# [Records supplied]
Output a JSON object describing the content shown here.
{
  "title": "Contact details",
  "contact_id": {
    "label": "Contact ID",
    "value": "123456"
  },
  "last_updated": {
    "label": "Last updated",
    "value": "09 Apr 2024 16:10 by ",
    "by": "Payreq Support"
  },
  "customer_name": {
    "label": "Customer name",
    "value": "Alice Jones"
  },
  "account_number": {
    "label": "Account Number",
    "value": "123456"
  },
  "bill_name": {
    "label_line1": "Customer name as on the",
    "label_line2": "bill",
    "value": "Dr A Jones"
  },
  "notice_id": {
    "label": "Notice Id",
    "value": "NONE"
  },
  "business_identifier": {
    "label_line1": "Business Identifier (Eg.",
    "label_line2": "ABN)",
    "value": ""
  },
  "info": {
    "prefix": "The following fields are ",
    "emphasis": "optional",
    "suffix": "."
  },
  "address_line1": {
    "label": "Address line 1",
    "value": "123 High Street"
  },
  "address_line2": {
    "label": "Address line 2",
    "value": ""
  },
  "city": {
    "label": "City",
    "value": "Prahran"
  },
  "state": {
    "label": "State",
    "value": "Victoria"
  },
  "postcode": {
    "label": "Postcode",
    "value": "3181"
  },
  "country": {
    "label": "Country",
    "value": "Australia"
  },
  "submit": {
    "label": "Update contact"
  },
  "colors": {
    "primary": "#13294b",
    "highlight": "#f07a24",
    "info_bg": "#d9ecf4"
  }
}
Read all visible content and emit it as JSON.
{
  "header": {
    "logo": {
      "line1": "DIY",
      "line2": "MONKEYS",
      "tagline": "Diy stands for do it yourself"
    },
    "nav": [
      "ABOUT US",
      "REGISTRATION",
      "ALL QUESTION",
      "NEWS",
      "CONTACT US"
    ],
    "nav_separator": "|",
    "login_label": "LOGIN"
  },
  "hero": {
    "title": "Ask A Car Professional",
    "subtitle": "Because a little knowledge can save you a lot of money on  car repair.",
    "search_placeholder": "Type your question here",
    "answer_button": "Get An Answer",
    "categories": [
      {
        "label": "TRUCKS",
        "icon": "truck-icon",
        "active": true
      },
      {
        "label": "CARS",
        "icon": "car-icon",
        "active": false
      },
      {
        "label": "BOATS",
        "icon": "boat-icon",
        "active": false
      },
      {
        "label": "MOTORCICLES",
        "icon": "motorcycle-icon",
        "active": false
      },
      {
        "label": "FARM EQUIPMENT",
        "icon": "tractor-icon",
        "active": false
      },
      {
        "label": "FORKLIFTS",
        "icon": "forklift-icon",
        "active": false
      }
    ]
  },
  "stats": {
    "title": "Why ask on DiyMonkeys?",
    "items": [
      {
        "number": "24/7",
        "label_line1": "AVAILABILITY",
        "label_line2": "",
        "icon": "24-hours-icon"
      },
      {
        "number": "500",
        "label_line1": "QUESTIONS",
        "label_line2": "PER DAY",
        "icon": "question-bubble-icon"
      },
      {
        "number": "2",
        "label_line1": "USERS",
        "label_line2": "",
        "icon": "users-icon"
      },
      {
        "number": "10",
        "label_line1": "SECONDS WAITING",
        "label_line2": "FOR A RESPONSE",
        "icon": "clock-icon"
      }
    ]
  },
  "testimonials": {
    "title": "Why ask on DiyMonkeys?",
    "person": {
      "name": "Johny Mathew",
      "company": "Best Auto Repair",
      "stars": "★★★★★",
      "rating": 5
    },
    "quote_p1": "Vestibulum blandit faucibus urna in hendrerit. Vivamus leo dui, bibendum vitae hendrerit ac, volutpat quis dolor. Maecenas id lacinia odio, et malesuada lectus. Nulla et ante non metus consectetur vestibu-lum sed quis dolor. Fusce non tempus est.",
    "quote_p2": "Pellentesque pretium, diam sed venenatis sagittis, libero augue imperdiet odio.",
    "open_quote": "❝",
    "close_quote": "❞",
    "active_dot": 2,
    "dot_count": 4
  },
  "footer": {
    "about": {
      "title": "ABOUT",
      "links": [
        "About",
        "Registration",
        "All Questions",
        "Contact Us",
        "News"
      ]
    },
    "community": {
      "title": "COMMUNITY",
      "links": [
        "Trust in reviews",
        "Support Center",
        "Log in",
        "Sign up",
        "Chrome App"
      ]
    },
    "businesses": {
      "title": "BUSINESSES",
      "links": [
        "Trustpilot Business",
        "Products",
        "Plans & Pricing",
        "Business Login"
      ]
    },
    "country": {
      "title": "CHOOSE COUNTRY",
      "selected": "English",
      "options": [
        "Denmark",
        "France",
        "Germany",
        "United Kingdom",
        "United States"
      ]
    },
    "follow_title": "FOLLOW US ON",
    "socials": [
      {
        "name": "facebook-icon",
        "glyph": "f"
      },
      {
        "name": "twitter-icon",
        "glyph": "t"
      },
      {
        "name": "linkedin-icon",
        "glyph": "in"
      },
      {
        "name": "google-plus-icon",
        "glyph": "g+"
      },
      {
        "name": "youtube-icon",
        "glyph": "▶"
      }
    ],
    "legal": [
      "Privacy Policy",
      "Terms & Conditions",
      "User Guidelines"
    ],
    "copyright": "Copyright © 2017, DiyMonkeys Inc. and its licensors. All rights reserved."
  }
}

# [Exercise directions]
Write out every entry again, keeping each line exactly the same.

# [Result for this exercise]
Output a JSON object describing the content shown here.
{
  "title": "Contact details",
  "contact_id": {
    "label": "Contact ID",
    "value": "123456"
  },
  "last_updated": {
    "label": "Last updated",
    "value": "09 Apr 2024 16:10 by ",
    "by": "Payreq Support"
  },
  "customer_name": {
    "label": "Customer name",
    "value": "Alice Jones"
  },
  "account_number": {
    "label": "Account Number",
    "value": "123456"
  },
  "bill_name": {
    "label_line1": "Customer name as on the",
    "label_line2": "bill",
    "value": "Dr A Jones"
  },
  "notice_id": {
    "label": "Notice Id",
    "value": "NONE"
  },
  "business_identifier": {
    "label_line1": "Business Identifier (Eg.",
    "label_line2": "ABN)",
    "value": ""
  },
  "info": {
    "prefix": "The following fields are ",
    "emphasis": "optional",
    "suffix": "."
  },
  "address_line1": {
    "label": "Address line 1",
    "value": "123 High Street"
  },
  "address_line2": {
    "label": "Address line 2",
    "value": ""
  },
  "city": {
    "label": "City",
    "value": "Prahran"
  },
  "state": {
    "label": "State",
    "value": "Victoria"
  },
  "postcode": {
    "label": "Postcode",
    "value": "3181"
  },
  "country": {
    "label": "Country",
    "value": "Australia"
  },
  "submit": {
    "label": "Update contact"
  },
  "colors": {
    "primary": "#13294b",
    "highlight": "#f07a24",
    "info_bg": "#d9ecf4"
  }
}
Read all visible content and emit it as JSON.
{
  "header": {
    "logo": {
      "line1": "DIY",
      "line2": "MONKEYS",
      "tagline": "Diy stands for do it yourself"
    },
    "nav": [
      "ABOUT US",
      "REGISTRATION",
      "ALL QUESTION",
      "NEWS",
      "CONTACT US"
    ],
    "nav_separator": "|",
    "login_label": "LOGIN"
  },
  "hero": {
    "title": "Ask A Car Professional",
    "subtitle": "Because a little knowledge can save you a lot of money on  car repair.",
    "search_placeholder": "Type your question here",
    "answer_button": "Get An Answer",
    "categories": [
      {
        "label": "TRUCKS",
        "icon": "truck-icon",
        "active": true
      },
      {
        "label": "CARS",
        "icon": "car-icon",
        "active": false
      },
      {
        "label": "BOATS",
        "icon": "boat-icon",
        "active": false
      },
      {
        "label": "MOTORCICLES",
        "icon": "motorcycle-icon",
        "active": false
      },
      {
        "label": "FARM EQUIPMENT",
        "icon": "tractor-icon",
        "active": false
      },
      {
        "label": "FORKLIFTS",
        "icon": "forklift-icon",
        "active": false
      }
    ]
  },
  "stats": {
    "title": "Why ask on DiyMonkeys?",
    "items": [
      {
        "number": "24/7",
        "label_line1": "AVAILABILITY",
        "label_line2": "",
        "icon": "24-hours-icon"
      },
      {
        "number": "500",
        "label_line1": "QUESTIONS",
        "label_line2": "PER DAY",
        "icon": "question-bubble-icon"
      },
      {
        "number": "2",
        "label_line1": "USERS",
        "label_line2": "",
        "icon": "users-icon"
      },
      {
        "number": "10",
        "label_line1": "SECONDS WAITING",
        "label_line2": "FOR A RESPONSE",
        "icon": "clock-icon"
      }
    ]
  },
  "testimonials": {
    "title": "Why ask on DiyMonkeys?",
    "person": {
      "name": "Johny Mathew",
      "company": "Best Auto Repair",
      "stars": "★★★★★",
      "rating": 5
    },
    "quote_p1": "Vestibulum blandit faucibus urna in hendrerit. Vivamus leo dui, bibendum vitae hendrerit ac, volutpat quis dolor. Maecenas id lacinia odio, et malesuada lectus. Nulla et ante non metus consectetur vestibu-lum sed quis dolor. Fusce non tempus est.",
    "quote_p2": "Pellentesque pretium, diam sed venenatis sagittis, libero augue imperdiet odio.",
    "open_quote": "❝",
    "close_quote": "❞",
    "active_dot": 2,
    "dot_count": 4
  },
  "footer": {
    "about": {
      "title": "ABOUT",
      "links": [
        "About",
        "Registration",
        "All Questions",
        "Contact Us",
        "News"
      ]
    },
    "community": {
      "title": "COMMUNITY",
      "links": [
        "Trust in reviews",
        "Support Center",
        "Log in",
        "Sign up",
        "Chrome App"
      ]
    },
    "businesses": {
      "title": "BUSINESSES",
      "links": [
        "Trustpilot Business",
        "Products",
        "Plans & Pricing",
        "Business Login"
      ]
    },
    "country": {
      "title": "CHOOSE COUNTRY",
      "selected": "English",
      "options": [
        "Denmark",
        "France",
        "Germany",
        "United Kingdom",
        "United States"
      ]
    },
    "follow_title": "FOLLOW US ON",
    "socials": [
      {
        "name": "facebook-icon",
        "glyph": "f"
      },
      {
        "name": "twitter-icon",
        "glyph": "t"
      },
      {
        "name": "linkedin-icon",
        "glyph": "in"
      },
      {
        "name": "google-plus-icon",
        "glyph": "g+"
      },
      {
        "name": "youtube-icon",
        "glyph": "▶"
      }
    ],
    "legal": [
      "Privacy Policy",
      "Terms & Conditions",
      "User Guidelines"
    ],
    "copyright": "Copyright © 2017, DiyMonkeys Inc. and its licensors. All rights reserved."
  }
}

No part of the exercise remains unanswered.